Objective:
Reproduce the data from its first line through the line containing "donut-track-segment bbox=[231, 276, 406, 592]", both included, replacing "donut-value-label" with "center-percentage-label" wherever it occurs and leaving everything else unchanged.

Data to process:
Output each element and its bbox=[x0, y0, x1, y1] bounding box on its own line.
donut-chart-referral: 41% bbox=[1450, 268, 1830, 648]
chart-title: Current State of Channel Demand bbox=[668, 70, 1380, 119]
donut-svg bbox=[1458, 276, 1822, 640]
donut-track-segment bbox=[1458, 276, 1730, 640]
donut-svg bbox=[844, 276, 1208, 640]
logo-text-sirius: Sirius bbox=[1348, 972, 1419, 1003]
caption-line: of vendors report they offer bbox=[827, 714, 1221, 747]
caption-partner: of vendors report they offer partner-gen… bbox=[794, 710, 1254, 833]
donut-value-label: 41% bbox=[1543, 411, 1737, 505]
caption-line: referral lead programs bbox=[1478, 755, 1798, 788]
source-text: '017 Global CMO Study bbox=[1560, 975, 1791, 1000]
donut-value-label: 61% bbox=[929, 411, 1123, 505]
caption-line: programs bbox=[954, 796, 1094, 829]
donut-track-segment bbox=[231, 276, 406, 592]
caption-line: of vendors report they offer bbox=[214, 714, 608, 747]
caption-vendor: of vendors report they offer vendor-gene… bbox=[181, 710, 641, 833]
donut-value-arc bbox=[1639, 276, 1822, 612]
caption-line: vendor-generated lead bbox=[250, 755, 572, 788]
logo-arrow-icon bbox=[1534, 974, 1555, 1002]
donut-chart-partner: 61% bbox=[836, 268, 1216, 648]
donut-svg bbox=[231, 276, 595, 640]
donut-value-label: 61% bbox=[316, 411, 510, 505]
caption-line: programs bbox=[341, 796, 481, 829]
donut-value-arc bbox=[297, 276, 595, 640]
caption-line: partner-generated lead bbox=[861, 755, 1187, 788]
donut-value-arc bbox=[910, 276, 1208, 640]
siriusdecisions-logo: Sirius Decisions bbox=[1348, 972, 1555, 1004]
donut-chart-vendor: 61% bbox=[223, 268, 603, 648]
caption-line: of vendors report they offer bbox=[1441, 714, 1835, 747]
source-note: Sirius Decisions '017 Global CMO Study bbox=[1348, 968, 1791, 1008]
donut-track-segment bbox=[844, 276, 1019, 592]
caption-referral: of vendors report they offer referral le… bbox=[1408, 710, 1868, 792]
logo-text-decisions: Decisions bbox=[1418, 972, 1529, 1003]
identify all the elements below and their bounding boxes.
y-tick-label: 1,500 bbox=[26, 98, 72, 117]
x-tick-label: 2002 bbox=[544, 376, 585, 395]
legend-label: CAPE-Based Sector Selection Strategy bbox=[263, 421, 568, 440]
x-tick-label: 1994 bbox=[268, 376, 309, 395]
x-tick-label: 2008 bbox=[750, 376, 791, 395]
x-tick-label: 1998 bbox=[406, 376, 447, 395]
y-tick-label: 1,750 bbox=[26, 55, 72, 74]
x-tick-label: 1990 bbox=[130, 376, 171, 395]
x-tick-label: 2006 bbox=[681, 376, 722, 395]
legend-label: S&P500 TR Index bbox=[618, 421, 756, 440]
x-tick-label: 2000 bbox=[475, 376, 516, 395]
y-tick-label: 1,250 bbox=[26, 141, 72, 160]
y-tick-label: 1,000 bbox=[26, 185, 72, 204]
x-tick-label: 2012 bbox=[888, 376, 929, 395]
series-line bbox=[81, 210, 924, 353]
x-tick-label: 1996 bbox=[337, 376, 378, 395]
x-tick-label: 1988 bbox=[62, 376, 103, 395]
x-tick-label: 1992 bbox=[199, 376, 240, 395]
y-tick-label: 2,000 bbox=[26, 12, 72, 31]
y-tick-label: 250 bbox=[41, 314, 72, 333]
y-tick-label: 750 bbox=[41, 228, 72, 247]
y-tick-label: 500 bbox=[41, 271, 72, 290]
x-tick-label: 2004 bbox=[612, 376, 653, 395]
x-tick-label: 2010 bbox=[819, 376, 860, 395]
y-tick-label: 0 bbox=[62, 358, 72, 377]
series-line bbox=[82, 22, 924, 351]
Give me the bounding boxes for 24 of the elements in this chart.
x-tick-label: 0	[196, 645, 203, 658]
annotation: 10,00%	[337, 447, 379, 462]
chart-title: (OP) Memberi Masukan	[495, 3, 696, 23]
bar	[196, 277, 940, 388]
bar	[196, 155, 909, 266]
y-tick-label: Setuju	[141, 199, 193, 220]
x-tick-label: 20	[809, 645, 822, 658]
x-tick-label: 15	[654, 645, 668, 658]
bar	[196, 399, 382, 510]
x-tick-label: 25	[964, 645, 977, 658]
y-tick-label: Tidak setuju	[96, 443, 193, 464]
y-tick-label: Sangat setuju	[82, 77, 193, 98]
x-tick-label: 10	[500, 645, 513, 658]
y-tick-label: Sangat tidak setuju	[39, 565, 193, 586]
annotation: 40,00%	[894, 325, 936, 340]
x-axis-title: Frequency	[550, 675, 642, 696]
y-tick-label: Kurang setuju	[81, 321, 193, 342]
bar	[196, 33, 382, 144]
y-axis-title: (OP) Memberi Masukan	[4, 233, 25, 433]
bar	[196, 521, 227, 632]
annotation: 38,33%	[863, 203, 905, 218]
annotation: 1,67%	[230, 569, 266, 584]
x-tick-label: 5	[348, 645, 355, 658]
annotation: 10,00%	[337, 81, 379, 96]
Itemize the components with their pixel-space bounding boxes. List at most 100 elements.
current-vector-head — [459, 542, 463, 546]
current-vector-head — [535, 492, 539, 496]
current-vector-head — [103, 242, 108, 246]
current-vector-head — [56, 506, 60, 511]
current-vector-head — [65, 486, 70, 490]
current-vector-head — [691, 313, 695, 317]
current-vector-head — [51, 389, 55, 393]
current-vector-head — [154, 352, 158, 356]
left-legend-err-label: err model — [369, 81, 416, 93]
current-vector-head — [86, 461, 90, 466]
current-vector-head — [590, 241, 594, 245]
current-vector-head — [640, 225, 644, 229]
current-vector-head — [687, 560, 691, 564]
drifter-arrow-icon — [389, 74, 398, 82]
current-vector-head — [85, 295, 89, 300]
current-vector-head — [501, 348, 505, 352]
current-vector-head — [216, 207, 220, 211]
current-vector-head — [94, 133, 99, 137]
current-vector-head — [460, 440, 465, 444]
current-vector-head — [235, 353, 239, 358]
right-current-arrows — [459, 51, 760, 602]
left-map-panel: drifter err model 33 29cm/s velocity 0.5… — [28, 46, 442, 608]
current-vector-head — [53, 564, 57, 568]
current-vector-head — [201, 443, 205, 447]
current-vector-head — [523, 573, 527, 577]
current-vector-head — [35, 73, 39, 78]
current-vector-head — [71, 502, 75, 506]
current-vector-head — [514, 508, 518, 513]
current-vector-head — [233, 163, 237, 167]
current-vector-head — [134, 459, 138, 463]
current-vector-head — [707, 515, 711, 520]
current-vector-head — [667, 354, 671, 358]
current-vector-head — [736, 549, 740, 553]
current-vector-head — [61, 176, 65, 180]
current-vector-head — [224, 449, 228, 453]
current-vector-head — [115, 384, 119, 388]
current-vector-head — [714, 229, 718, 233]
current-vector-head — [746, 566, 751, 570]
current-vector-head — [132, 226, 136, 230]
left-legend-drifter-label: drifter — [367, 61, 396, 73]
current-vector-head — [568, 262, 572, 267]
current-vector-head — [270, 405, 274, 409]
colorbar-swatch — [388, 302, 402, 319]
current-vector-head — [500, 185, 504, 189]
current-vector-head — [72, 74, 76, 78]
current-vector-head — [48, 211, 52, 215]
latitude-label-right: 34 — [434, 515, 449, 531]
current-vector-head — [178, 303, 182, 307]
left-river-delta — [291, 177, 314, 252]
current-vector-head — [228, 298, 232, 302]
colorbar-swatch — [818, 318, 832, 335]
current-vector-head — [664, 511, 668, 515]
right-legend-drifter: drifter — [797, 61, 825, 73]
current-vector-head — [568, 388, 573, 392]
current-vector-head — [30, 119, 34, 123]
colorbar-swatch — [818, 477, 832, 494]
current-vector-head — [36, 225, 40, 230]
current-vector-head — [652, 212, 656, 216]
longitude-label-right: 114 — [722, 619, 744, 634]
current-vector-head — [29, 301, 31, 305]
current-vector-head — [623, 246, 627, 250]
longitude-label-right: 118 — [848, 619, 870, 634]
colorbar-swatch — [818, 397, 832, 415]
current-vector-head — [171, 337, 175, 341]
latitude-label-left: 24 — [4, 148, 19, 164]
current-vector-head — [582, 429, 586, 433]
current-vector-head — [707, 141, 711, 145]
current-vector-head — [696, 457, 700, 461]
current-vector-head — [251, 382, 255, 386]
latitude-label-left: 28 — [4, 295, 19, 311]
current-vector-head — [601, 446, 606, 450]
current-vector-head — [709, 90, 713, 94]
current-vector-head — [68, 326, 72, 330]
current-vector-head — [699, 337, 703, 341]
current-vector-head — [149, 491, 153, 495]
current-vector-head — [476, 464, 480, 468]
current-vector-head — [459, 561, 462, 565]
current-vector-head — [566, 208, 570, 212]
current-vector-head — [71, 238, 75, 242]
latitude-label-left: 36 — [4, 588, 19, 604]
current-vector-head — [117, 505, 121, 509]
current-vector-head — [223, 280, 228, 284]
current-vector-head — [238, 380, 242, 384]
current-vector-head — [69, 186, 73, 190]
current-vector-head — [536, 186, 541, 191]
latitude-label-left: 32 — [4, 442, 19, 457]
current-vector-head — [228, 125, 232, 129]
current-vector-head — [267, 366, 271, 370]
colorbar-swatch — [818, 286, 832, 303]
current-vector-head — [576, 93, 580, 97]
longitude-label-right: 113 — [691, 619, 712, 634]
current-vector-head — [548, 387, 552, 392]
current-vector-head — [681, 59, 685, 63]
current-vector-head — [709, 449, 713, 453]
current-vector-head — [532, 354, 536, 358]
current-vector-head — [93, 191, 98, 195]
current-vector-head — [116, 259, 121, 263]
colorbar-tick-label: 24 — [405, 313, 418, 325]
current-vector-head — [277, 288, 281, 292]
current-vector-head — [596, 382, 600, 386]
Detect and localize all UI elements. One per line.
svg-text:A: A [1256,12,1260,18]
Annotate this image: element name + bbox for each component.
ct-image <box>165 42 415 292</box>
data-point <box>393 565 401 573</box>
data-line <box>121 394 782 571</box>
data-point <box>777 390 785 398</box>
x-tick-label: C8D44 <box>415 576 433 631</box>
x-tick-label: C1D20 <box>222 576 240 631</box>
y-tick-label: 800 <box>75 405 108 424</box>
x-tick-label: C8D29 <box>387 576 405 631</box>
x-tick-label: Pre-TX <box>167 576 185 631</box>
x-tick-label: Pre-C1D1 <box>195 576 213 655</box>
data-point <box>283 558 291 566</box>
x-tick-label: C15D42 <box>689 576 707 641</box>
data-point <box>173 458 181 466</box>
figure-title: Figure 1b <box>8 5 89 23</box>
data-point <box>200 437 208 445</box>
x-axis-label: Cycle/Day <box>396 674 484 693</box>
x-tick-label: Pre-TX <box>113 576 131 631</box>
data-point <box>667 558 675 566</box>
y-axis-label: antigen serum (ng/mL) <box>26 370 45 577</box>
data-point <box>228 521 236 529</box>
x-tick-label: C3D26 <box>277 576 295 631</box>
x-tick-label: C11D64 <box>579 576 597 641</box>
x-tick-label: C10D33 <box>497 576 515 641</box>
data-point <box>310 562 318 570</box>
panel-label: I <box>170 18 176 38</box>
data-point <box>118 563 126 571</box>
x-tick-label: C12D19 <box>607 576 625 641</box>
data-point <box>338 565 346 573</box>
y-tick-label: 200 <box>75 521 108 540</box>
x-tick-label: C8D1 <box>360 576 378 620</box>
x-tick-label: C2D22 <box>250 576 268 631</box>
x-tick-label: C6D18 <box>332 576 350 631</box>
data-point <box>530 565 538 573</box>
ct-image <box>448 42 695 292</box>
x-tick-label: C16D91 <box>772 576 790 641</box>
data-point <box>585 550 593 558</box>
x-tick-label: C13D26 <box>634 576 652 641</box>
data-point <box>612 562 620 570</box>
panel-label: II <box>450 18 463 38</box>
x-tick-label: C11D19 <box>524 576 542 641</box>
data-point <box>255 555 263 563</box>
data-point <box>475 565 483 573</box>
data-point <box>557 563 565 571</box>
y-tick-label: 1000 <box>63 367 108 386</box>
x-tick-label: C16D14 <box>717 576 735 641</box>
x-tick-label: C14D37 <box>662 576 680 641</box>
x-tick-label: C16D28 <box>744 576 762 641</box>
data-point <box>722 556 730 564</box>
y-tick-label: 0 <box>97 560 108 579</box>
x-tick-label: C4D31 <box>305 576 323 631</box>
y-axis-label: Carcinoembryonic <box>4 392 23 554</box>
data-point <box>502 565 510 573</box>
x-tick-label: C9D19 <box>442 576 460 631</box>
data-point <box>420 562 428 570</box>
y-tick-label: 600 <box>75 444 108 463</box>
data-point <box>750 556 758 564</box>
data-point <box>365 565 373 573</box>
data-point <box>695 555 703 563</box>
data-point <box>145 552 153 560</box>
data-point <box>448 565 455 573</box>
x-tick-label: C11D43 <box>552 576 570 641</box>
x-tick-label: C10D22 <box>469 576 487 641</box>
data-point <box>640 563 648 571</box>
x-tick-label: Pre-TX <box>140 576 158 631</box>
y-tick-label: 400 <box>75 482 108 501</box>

Correct answer:
Output each element and its bbox=[x0, y0, x1, y1] bounding box on its own line.
donut-chart-referral: 41% bbox=[1450, 268, 1830, 648]
chart-title: Current State of Channel Demand bbox=[668, 70, 1380, 119]
donut-svg bbox=[1458, 276, 1822, 640]
donut-track-segment bbox=[1458, 276, 1730, 640]
donut-svg bbox=[844, 276, 1208, 640]
logo-text-sirius: Sirius bbox=[1348, 972, 1419, 1003]
caption-line: of vendors report they offer bbox=[827, 714, 1221, 747]
caption-partner: of vendors report they offer partner-gen… bbox=[794, 710, 1254, 833]
center-percentage-label: 41% bbox=[1543, 411, 1737, 505]
caption-line: referral lead programs bbox=[1478, 755, 1798, 788]
source-text: '017 Global CMO Study bbox=[1560, 975, 1791, 1000]
center-percentage-label: 61% bbox=[929, 411, 1123, 505]
caption-line: programs bbox=[954, 796, 1094, 829]
donut-track-segment bbox=[231, 276, 406, 592]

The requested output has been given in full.